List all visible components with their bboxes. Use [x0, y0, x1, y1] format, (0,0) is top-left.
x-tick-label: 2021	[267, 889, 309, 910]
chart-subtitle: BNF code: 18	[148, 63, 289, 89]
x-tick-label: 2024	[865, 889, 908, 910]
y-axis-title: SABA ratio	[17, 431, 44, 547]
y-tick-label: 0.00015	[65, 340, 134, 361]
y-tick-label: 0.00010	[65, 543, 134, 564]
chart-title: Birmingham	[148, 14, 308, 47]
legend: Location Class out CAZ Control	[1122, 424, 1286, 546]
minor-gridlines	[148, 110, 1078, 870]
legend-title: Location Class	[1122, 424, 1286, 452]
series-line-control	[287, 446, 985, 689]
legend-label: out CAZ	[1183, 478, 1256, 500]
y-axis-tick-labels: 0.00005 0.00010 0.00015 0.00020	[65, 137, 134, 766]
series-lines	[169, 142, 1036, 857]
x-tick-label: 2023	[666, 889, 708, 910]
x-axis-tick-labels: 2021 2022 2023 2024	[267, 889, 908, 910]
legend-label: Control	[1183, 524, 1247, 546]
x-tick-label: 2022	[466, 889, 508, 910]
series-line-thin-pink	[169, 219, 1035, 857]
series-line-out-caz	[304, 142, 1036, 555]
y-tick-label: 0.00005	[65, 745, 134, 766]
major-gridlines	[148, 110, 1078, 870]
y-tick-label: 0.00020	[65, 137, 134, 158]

● ● ● ● ●

GIVEN TASK
Please print every line of the records above again, character for character and in the same order.

COMPLETE ANSWER
List all visible components with their bboxes. Use [x0, y0, x1, y1] format, (0,0) is top-left.
x-tick-label: 2021	[267, 889, 309, 910]
chart-subtitle: BNF code: 18	[148, 63, 289, 89]
x-tick-label: 2024	[865, 889, 908, 910]
y-axis-title: SABA ratio	[17, 431, 44, 547]
y-tick-label: 0.00015	[65, 340, 134, 361]
y-tick-label: 0.00010	[65, 543, 134, 564]
chart-title: Birmingham	[148, 14, 308, 47]
legend: Location Class out CAZ Control	[1122, 424, 1286, 546]
minor-gridlines	[148, 110, 1078, 870]
legend-title: Location Class	[1122, 424, 1286, 452]
series-line-control	[287, 446, 985, 689]
legend-label: out CAZ	[1183, 478, 1256, 500]
y-axis-tick-labels: 0.00005 0.00010 0.00015 0.00020	[65, 137, 134, 766]
series-lines	[169, 142, 1036, 857]
x-tick-label: 2023	[666, 889, 708, 910]
x-axis-tick-labels: 2021 2022 2023 2024	[267, 889, 908, 910]
legend-label: Control	[1183, 524, 1247, 546]
x-tick-label: 2022	[466, 889, 508, 910]
series-line-thin-pink	[169, 219, 1035, 857]
series-line-out-caz	[304, 142, 1036, 555]
y-tick-label: 0.00005	[65, 745, 134, 766]
major-gridlines	[148, 110, 1078, 870]
y-tick-label: 0.00020	[65, 137, 134, 158]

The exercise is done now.